YOUR GOAL:
Set down, exactly as written, the lines from the line holding "What text is on this page?" to the end of the data, inclusive, skipping any pictures.

PROVIDED INFORMATION:
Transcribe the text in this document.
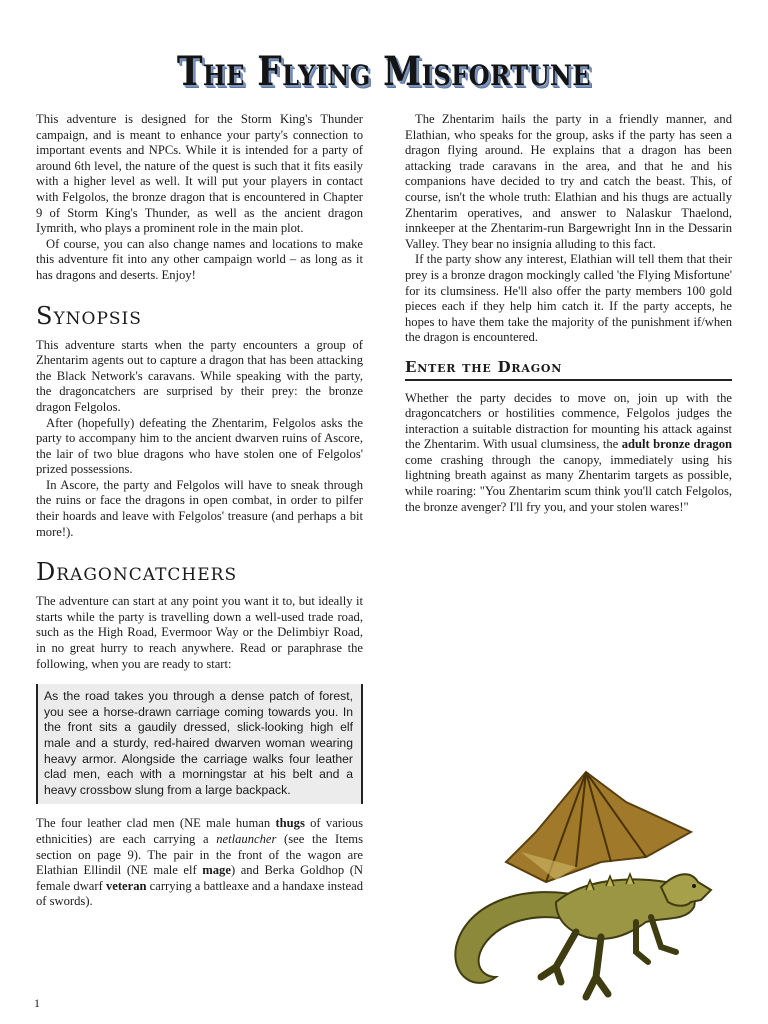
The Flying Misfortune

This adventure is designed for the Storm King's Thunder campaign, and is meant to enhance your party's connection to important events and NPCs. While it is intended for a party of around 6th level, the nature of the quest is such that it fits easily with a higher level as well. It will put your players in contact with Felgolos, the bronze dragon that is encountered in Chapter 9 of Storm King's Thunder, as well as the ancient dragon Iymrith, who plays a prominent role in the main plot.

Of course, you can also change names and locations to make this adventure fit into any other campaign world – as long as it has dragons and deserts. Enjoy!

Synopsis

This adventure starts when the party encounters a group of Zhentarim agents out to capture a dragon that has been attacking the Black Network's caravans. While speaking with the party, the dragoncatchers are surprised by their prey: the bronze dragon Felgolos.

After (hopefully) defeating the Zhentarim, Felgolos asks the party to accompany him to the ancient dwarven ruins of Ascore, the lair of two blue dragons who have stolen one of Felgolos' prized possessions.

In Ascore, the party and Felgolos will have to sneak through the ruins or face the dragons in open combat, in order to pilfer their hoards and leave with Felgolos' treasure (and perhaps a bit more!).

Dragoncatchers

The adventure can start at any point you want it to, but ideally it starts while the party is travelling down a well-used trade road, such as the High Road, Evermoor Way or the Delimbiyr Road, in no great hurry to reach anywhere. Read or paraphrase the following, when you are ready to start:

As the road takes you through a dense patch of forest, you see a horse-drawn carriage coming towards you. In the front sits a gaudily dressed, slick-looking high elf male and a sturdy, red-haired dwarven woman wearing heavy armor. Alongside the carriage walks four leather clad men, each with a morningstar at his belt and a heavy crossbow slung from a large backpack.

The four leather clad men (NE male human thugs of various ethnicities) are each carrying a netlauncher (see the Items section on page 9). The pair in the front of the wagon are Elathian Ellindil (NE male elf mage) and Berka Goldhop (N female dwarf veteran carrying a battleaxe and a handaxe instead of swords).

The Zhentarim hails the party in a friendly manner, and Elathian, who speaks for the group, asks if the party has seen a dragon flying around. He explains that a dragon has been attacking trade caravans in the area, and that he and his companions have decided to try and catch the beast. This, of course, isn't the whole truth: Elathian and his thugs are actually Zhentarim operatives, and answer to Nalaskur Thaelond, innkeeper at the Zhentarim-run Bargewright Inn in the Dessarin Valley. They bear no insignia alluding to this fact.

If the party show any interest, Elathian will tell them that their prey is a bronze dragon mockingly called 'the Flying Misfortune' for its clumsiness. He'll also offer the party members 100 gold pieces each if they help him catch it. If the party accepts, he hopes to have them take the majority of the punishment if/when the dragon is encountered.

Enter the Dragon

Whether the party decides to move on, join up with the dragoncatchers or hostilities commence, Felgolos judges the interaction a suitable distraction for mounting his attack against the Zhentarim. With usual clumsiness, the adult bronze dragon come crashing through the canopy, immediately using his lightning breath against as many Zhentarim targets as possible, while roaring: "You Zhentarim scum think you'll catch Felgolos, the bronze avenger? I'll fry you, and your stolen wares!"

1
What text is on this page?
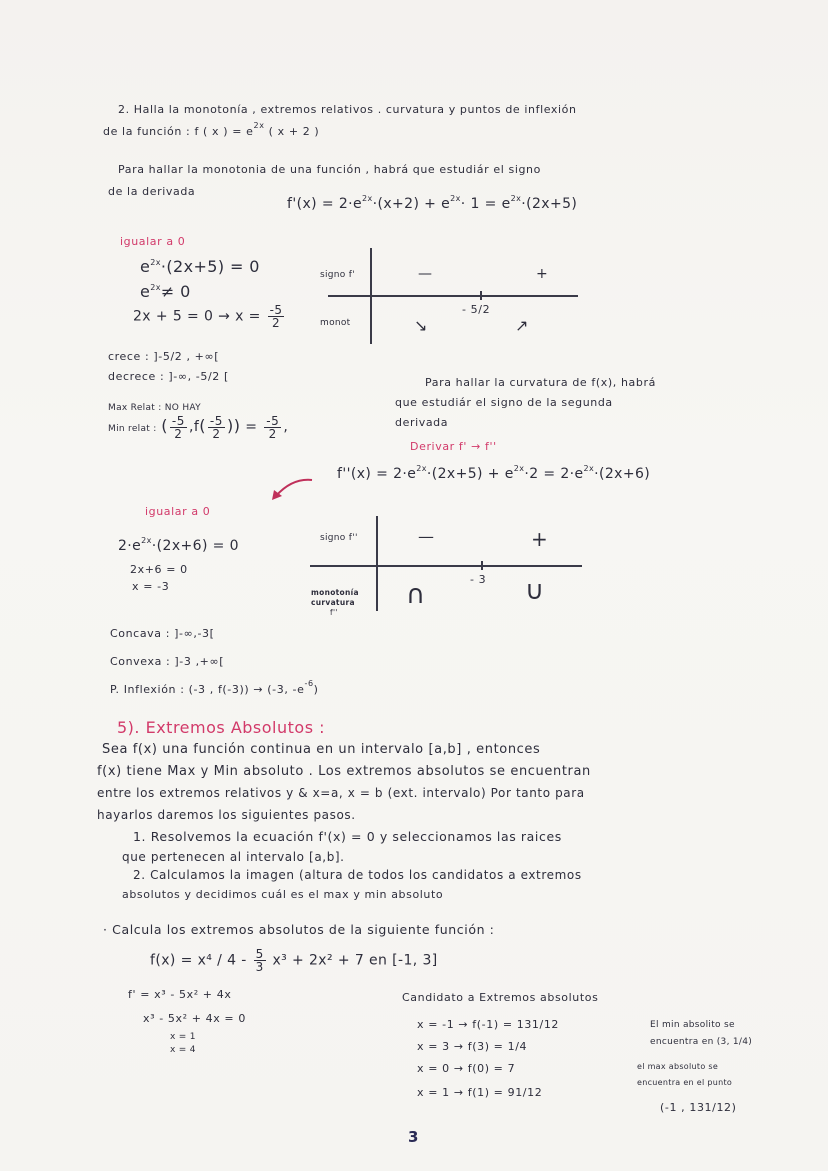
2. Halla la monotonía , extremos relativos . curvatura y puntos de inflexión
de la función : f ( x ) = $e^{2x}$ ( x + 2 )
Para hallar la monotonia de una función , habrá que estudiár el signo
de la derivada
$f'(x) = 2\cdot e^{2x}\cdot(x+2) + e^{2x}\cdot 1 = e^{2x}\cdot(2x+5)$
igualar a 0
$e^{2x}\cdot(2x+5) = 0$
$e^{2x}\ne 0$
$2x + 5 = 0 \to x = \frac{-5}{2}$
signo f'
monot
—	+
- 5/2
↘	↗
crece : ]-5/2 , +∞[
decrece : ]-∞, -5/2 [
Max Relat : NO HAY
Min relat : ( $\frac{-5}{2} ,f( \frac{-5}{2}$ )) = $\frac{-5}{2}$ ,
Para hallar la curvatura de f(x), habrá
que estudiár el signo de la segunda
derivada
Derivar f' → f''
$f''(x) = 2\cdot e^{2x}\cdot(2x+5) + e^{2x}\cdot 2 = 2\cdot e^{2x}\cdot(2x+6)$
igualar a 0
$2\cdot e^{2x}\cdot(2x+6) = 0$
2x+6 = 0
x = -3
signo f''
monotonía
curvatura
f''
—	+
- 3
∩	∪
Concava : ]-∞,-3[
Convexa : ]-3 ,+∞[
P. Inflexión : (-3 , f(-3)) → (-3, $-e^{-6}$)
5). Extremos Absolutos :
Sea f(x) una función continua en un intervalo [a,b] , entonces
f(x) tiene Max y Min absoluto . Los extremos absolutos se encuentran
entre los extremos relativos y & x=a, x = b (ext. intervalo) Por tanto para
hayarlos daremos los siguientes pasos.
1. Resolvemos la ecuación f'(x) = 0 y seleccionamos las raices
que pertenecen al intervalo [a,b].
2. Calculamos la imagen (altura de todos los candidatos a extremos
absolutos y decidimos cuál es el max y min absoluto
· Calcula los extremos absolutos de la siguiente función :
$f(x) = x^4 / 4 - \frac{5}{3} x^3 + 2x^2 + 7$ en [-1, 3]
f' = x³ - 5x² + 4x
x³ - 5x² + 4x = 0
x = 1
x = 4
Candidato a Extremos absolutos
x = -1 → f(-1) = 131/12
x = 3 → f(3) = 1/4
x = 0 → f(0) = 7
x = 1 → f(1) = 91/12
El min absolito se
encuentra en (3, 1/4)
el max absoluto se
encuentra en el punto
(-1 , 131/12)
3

THE OUTPUT:
What text is on this page?
2. Halla la monotonía , extremos relativos . curvatura y puntos de inflexión
de la función : f ( x ) = $e^{2x}$ ( x + 2 )
Para hallar la monotonia de una función , habrá que estudiár el signo
de la derivada
$f'(x) = 2\cdot e^{2x}\cdot(x+2) + e^{2x}\cdot 1 = e^{2x}\cdot(2x+5)$
igualar a 0
$e^{2x}\cdot(2x+5) = 0$
$e^{2x}\ne 0$
$2x + 5 = 0 \to x = \frac{-5}{2}$
signo f'
monot
—	+
- 5/2
↘	↗
crece : ]-5/2 , +∞[
decrece : ]-∞, -5/2 [
Max Relat : NO HAY
Min relat : ( $\frac{-5}{2} ,f( \frac{-5}{2}$ )) = $\frac{-5}{2}$ ,
Para hallar la curvatura de f(x), habrá
que estudiár el signo de la segunda
derivada
Derivar f' → f''
$f''(x) = 2\cdot e^{2x}\cdot(2x+5) + e^{2x}\cdot 2 = 2\cdot e^{2x}\cdot(2x+6)$
igualar a 0
$2\cdot e^{2x}\cdot(2x+6) = 0$
2x+6 = 0
x = -3
signo f''
monotonía
curvatura
f''
—	+
- 3
∩	∪
Concava : ]-∞,-3[
Convexa : ]-3 ,+∞[
P. Inflexión : (-3 , f(-3)) → (-3, $-e^{-6}$)
5). Extremos Absolutos :
Sea f(x) una función continua en un intervalo [a,b] , entonces
f(x) tiene Max y Min absoluto . Los extremos absolutos se encuentran
entre los extremos relativos y & x=a, x = b (ext. intervalo) Por tanto para
hayarlos daremos los siguientes pasos.
1. Resolvemos la ecuación f'(x) = 0 y seleccionamos las raices
que pertenecen al intervalo [a,b].
2. Calculamos la imagen (altura de todos los candidatos a extremos
absolutos y decidimos cuál es el max y min absoluto
· Calcula los extremos absolutos de la siguiente función :
$f(x) = x^4 / 4 - \frac{5}{3} x^3 + 2x^2 + 7$ en [-1, 3]
f' = x³ - 5x² + 4x
x³ - 5x² + 4x = 0
x = 1
x = 4
Candidato a Extremos absolutos
x = -1 → f(-1) = 131/12
x = 3 → f(3) = 1/4
x = 0 → f(0) = 7
x = 1 → f(1) = 91/12
El min absolito se
encuentra en (3, 1/4)
el max absoluto se
encuentra en el punto
(-1 , 131/12)
3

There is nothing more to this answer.